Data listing
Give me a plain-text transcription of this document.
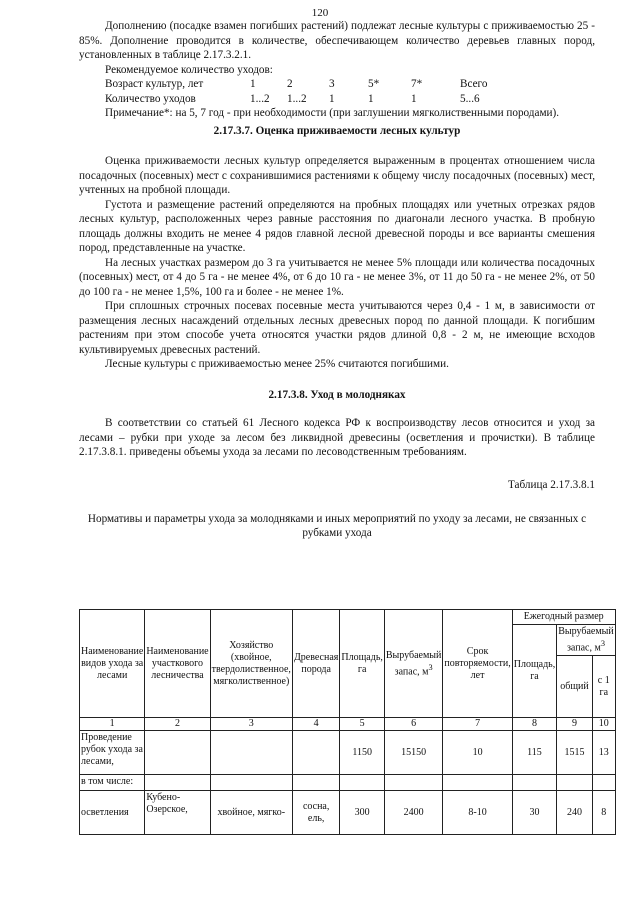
120

Дополнению (посадке взамен погибших растений) подлежат лесные культуры с приживаемостью 25 - 85%. Дополнение проводится в количестве, обеспечивающем количество деревьев главных пород, установленных в таблице 2.17.3.2.1.

Рекомендуемое количество уходов:

Возраст культур, лет	1	2	3	5*	7*	Всего
Количество уходов	1...2	1...2	1	1	1	5...6

Примечание*: на 5, 7 год - при необходимости (при заглушении мягколиственными породами).

2.17.3.7. Оценка приживаемости лесных культур

Оценка приживаемости лесных культур определяется выраженным в процентах отношением числа посадочных (посевных) мест с сохранившимися растениями к общему числу посадочных (посевных) мест, учтенных на пробной площади.

Густота и размещение растений определяются на пробных площадях или учетных отрезках рядов лесных культур, расположенных через равные расстояния по диагонали лесного участка. В пробную площадь должны входить не менее 4 рядов главной лесной древесной породы и все варианты смешения пород, представленные на участке.

На лесных участках размером до 3 га учитывается не менее 5% площади или количества посадочных (посевных) мест, от 4 до 5 га - не менее 4%, от 6 до 10 га - не менее 3%, от 11 до 50 га - не менее 2%, от 50 до 100 га - не менее 1,5%, 100 га и более - не менее 1%.

При сплошных строчных посевах посевные места учитываются через 0,4 - 1 м, в зависимости от размещения лесных насаждений отдельных лесных древесных пород по данной площади. К погибшим растениям при этом способе учета относятся участки рядов длиной 0,8 - 2 м, не имеющие всходов культивируемых древесных растений.

Лесные культуры с приживаемостью менее 25% считаются погибшими.

2.17.3.8. Уход в молодняках

В соответствии со статьей 61 Лесного кодекса РФ к воспроизводству лесов относится и уход за лесами – рубки при уходе за лесом без ликвидной древесины (осветления и прочистки). В таблице 2.17.3.8.1. приведены объемы ухода за лесами по лесоводственным требованиям.

Таблица 2.17.3.8.1

Нормативы и параметры ухода за молодняками и иных мероприятий по уходу за лесами, не связанных с рубками ухода

Наименование видов ухода за лесами	Наименование участкового лесничества	Хозяйство (хвойное, твердолиственное, мягколиственное)	Древесная порода	Площадь, га	Вырубаемый запас, $м^3$	Срок повторяемости, лет	Ежегодный размер		
							Площадь, га	Вырубаемый запас, $м^3$
								общий	с 1 га
1	2	3	4	5	6	7	8	9	10
Проведение рубок ухода за лесами,				1150	15150	10	115	1515	13
в том числе:									
осветления	Кубено-Озерское,	хвойное, мягко-	сосна, ель,	300	2400	8-10	30	240	8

> _Written exercise_: Repeat the data exactly, dropping every picture it holds.

> _Output for this task_:
Give me a plain-text transcription of this document.
120

Дополнению (посадке взамен погибших растений) подлежат лесные культуры с приживаемостью 25 - 85%. Дополнение проводится в количестве, обеспечивающем количество деревьев главных пород, установленных в таблице 2.17.3.2.1.

Рекомендуемое количество уходов:

Возраст культур, лет	1	2	3	5*	7*	Всего
Количество уходов	1...2	1...2	1	1	1	5...6

Примечание*: на 5, 7 год - при необходимости (при заглушении мягколиственными породами).

2.17.3.7. Оценка приживаемости лесных культур

Оценка приживаемости лесных культур определяется выраженным в процентах отношением числа посадочных (посевных) мест с сохранившимися растениями к общему числу посадочных (посевных) мест, учтенных на пробной площади.

Густота и размещение растений определяются на пробных площадях или учетных отрезках рядов лесных культур, расположенных через равные расстояния по диагонали лесного участка. В пробную площадь должны входить не менее 4 рядов главной лесной древесной породы и все варианты смешения пород, представленные на участке.

На лесных участках размером до 3 га учитывается не менее 5% площади или количества посадочных (посевных) мест, от 4 до 5 га - не менее 4%, от 6 до 10 га - не менее 3%, от 11 до 50 га - не менее 2%, от 50 до 100 га - не менее 1,5%, 100 га и более - не менее 1%.

При сплошных строчных посевах посевные места учитываются через 0,4 - 1 м, в зависимости от размещения лесных насаждений отдельных лесных древесных пород по данной площади. К погибшим растениям при этом способе учета относятся участки рядов длиной 0,8 - 2 м, не имеющие всходов культивируемых древесных растений.

Лесные культуры с приживаемостью менее 25% считаются погибшими.

2.17.3.8. Уход в молодняках

В соответствии со статьей 61 Лесного кодекса РФ к воспроизводству лесов относится и уход за лесами – рубки при уходе за лесом без ликвидной древесины (осветления и прочистки). В таблице 2.17.3.8.1. приведены объемы ухода за лесами по лесоводственным требованиям.

Таблица 2.17.3.8.1

Нормативы и параметры ухода за молодняками и иных мероприятий по уходу за лесами, не связанных с рубками ухода

Наименование видов ухода за лесами	Наименование участкового лесничества	Хозяйство (хвойное, твердолиственное, мягколиственное)	Древесная порода	Площадь, га	Вырубаемый запас, $м^3$	Срок повторяемости, лет	Ежегодный размер		
							Площадь, га	Вырубаемый запас, $м^3$
								общий	с 1 га
1	2	3	4	5	6	7	8	9	10
Проведение рубок ухода за лесами,				1150	15150	10	115	1515	13
в том числе:									
осветления	Кубено-Озерское,	хвойное, мягко-	сосна, ель,	300	2400	8-10	30	240	8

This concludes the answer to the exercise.